--- Start of Raw records ---
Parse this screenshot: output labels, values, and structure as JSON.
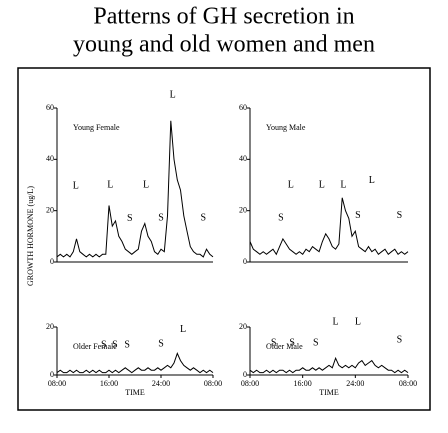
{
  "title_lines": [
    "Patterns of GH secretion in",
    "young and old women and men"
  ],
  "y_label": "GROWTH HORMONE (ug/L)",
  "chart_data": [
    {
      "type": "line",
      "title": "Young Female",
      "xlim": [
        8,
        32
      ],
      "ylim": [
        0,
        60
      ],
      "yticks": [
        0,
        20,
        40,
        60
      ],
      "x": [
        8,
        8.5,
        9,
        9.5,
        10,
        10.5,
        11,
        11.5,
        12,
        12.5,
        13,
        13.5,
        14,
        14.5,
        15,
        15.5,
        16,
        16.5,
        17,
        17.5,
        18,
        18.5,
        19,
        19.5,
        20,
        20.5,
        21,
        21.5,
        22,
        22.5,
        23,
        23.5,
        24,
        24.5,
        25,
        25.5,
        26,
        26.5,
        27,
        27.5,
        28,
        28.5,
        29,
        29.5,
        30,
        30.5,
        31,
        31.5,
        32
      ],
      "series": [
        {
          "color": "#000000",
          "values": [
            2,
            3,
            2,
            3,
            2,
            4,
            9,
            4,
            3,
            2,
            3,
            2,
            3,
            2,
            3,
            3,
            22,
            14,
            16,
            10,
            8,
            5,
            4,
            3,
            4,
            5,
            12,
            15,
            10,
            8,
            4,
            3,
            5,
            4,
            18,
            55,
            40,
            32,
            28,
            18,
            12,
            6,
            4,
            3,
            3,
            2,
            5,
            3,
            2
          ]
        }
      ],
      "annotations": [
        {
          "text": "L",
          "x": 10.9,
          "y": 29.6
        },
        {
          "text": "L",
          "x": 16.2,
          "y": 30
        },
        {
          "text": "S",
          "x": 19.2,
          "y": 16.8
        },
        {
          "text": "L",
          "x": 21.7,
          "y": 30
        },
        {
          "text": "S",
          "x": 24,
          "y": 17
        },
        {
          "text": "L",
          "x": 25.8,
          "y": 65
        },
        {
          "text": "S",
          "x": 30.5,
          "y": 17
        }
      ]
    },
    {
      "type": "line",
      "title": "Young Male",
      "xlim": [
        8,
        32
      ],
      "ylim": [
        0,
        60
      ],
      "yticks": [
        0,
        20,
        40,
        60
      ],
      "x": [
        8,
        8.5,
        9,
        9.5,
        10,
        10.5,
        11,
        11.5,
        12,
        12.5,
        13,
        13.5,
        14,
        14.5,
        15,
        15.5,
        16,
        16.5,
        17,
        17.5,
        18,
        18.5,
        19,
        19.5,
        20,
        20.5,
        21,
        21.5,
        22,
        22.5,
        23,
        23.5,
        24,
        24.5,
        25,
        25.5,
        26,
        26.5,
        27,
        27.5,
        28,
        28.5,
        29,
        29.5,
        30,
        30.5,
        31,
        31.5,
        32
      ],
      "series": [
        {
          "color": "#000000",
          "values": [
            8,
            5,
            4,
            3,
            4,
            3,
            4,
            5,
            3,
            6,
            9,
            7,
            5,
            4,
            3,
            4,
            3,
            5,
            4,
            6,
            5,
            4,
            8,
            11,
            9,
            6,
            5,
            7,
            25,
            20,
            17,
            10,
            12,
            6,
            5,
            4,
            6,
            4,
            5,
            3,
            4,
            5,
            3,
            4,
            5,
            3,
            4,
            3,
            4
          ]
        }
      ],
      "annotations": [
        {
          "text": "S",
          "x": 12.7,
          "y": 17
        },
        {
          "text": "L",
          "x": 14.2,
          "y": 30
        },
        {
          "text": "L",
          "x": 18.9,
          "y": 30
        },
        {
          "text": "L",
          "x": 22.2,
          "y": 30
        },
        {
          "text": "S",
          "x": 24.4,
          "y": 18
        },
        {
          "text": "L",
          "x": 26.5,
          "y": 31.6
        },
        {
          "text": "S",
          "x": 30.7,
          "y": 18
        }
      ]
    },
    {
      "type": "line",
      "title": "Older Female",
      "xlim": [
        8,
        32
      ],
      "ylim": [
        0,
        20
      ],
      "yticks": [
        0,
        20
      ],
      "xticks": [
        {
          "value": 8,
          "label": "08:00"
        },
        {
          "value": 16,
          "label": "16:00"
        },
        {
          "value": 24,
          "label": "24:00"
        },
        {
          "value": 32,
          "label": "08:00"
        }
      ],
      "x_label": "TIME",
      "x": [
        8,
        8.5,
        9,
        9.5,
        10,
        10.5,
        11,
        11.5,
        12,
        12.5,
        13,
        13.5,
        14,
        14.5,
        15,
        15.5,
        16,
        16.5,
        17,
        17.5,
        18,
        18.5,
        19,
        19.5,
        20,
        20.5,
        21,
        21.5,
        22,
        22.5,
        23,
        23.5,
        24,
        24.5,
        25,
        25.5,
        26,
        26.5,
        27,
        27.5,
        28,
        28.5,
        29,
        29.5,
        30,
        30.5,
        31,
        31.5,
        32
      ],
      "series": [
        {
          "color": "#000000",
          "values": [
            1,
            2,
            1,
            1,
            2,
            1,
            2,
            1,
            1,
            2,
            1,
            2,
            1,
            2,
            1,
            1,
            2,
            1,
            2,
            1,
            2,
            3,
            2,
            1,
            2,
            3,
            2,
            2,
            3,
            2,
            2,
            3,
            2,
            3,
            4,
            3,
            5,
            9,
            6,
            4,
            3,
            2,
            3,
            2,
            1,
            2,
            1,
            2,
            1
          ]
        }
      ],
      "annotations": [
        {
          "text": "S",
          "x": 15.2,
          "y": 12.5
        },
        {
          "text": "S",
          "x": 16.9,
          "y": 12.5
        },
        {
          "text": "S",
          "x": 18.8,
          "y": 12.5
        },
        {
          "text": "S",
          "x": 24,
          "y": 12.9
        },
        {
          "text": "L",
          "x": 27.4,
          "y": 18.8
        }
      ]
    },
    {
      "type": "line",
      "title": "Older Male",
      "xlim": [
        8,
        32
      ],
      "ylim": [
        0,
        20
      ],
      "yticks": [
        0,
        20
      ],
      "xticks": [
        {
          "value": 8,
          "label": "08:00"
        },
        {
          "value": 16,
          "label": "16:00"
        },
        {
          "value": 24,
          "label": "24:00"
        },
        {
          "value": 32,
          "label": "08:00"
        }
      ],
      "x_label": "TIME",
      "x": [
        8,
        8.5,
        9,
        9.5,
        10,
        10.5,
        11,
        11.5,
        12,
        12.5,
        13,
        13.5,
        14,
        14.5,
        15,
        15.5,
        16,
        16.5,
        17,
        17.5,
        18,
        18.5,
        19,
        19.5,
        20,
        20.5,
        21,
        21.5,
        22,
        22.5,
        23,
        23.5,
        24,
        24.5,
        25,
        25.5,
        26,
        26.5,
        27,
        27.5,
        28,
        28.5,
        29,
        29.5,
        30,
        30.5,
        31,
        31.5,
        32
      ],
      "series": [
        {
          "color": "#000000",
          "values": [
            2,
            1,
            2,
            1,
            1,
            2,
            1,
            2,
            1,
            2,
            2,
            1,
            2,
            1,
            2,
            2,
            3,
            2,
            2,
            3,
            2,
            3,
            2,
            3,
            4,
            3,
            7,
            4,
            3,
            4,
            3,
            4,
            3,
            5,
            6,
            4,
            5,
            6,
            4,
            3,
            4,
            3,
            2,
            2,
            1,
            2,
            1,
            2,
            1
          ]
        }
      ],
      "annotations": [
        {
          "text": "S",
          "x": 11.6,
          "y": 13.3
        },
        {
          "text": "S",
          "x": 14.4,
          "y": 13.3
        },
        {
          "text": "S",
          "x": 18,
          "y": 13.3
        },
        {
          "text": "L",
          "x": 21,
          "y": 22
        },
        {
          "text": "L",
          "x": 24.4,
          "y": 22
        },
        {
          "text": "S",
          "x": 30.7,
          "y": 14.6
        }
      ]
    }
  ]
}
--- End of Raw records ---
### Given instruction
Locate the word "Female" in the records and collect each line it appears in.

### Response to the task
      "title": "Young Female",
      "title": "Older Female",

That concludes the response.